節目に当たる本号では、通巻150号を感謝し、先の戦争の悲しい痕を語り継ぐ戦跡紹介特集を誌面全体に散りばめてみた。戦争は前述したような「天災」ではない。「戦争は人災」である。避けることもできるのに起こるからこそ悲惨であり、振り返るのが苦しく、語るのも辛い。平成27年に戦後70年が過ぎ、戦争を体験されたときに成人であった方々が、90歳を越える年齢になられており、彼らが辛く重い口を開いて下さり始めた。

五ヶ瀬町桑之内、夕日の里で農家民泊を経営されている「ますがた」の佐伯光男さんもそのお一人である。敗戦後、北方領土で捕虜となりシベリアに抑留された日々の話を手記にし、語り継ぐ佐伯さんの人生。そして、私たち戦争を実体験では知らないものたちは、佐伯光男さんを通して8月15日に戦争が終了したわけではなかったということを、敗戦後の北方領土での苦しい出来事、シベリア抑留中の悲惨さなど、真実とその辛さを知るのである。
+++++
**出題:** 本文の「五ヶ瀬町桑之内、夕日の里で農」から「実とその辛さを知るのである。」まで（末尾の語句を含む）を、「農家民泊」を「農家レストラン」に差し替えて更新し、改めて記してください。 本文の記述のみを根拠としてご回答ください。
+++++
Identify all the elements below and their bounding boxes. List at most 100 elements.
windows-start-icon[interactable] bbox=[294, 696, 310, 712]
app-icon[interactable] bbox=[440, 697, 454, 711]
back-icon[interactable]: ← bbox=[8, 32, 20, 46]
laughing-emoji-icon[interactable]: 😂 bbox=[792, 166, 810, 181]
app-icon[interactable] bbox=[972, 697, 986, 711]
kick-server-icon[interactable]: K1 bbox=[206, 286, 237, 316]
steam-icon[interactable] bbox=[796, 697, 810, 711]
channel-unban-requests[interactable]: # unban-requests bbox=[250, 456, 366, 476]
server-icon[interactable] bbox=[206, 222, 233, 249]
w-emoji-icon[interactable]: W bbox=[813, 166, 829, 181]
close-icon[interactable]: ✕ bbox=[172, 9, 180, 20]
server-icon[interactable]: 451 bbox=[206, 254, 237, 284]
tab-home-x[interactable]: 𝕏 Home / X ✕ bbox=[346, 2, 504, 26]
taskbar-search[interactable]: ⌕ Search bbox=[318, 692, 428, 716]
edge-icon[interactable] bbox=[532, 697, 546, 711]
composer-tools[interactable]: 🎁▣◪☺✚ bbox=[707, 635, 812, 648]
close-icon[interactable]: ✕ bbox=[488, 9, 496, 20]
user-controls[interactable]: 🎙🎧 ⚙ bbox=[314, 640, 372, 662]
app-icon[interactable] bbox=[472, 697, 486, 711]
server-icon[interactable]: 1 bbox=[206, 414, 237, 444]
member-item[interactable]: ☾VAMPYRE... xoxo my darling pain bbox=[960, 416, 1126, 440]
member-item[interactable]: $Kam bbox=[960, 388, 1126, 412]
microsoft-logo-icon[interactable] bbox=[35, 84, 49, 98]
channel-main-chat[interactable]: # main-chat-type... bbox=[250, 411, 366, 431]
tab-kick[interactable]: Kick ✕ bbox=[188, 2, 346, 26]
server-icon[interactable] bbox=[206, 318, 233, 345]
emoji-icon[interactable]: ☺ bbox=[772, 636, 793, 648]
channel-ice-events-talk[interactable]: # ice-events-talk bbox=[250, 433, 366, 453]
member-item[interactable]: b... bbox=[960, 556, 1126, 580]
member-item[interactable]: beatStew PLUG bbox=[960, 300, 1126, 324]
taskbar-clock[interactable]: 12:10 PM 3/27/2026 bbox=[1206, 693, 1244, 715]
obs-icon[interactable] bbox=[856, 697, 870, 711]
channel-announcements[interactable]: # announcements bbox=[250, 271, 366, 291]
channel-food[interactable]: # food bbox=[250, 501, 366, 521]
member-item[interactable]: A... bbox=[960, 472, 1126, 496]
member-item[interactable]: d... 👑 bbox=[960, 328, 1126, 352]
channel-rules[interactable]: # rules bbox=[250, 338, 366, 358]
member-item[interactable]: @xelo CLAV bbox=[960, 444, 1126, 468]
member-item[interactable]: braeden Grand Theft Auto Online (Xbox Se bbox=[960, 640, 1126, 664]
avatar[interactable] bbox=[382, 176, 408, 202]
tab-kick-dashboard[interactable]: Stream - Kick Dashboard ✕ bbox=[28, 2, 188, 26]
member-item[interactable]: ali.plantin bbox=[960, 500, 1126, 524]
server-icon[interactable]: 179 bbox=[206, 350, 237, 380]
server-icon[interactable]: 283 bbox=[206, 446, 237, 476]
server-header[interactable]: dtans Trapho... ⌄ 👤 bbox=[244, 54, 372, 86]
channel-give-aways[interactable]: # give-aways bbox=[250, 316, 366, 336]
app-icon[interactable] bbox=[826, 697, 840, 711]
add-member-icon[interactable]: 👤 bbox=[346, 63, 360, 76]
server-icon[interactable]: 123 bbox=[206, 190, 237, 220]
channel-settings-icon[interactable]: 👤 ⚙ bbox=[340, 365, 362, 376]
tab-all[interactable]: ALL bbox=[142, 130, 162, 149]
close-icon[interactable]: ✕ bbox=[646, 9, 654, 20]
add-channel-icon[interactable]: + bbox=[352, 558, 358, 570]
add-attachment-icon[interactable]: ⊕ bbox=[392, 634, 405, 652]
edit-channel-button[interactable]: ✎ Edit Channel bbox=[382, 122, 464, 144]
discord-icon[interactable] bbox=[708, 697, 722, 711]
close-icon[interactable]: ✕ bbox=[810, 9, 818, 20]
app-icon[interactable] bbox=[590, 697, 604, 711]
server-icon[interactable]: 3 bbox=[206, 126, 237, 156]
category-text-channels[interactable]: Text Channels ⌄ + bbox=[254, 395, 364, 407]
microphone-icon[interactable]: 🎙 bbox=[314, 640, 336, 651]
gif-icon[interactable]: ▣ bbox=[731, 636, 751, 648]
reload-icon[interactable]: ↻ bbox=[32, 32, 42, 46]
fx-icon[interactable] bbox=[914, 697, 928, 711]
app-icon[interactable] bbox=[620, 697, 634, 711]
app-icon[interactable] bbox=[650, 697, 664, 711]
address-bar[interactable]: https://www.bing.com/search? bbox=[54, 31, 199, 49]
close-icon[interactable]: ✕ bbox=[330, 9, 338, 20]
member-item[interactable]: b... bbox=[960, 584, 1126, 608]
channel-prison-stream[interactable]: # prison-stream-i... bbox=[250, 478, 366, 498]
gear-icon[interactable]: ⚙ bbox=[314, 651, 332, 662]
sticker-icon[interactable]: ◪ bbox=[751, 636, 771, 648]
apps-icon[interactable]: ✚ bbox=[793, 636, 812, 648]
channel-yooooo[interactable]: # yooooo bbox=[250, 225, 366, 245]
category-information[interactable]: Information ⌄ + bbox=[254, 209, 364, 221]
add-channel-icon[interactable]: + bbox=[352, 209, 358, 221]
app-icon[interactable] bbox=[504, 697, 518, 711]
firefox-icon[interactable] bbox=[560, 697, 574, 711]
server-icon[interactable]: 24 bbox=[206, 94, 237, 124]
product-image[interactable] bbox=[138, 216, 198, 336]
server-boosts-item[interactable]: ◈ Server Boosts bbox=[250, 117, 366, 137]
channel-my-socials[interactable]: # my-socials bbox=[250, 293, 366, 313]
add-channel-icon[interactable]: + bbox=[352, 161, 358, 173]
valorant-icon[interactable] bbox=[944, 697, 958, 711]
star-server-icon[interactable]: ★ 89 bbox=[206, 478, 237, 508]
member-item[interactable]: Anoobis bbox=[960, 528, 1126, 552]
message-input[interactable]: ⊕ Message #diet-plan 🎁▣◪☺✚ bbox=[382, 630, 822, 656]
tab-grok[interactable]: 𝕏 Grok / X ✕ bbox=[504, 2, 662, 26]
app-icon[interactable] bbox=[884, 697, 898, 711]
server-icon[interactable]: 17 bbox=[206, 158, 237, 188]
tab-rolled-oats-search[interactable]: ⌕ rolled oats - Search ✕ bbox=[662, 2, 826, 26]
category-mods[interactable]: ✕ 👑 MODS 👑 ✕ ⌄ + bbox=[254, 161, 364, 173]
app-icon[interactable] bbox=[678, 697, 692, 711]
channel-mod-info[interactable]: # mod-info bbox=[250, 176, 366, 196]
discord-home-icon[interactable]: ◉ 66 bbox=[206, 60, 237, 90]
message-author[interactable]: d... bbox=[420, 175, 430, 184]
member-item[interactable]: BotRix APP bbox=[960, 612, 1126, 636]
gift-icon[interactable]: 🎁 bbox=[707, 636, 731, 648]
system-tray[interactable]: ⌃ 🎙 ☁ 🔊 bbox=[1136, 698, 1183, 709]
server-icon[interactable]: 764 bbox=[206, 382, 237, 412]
+++++
**解答:**
五ヶ瀬町桑之内、夕日の里で農家レストランを経営されている「ますがた」の佐伯光男さんもそのお一人である。敗戦後、北方領土で捕虜となりシベリアに抑留された日々の話を手記にし、語り継ぐ佐伯さんの人生。そして、私たち戦争を実体験では知らないものたちは、佐伯光男さんを通して8月15日に戦争が終了したわけではなかったということを、敗戦後の北方領土での苦しい出来事、シベリア抑留中の悲惨さなど、真実とその辛さを知るのである。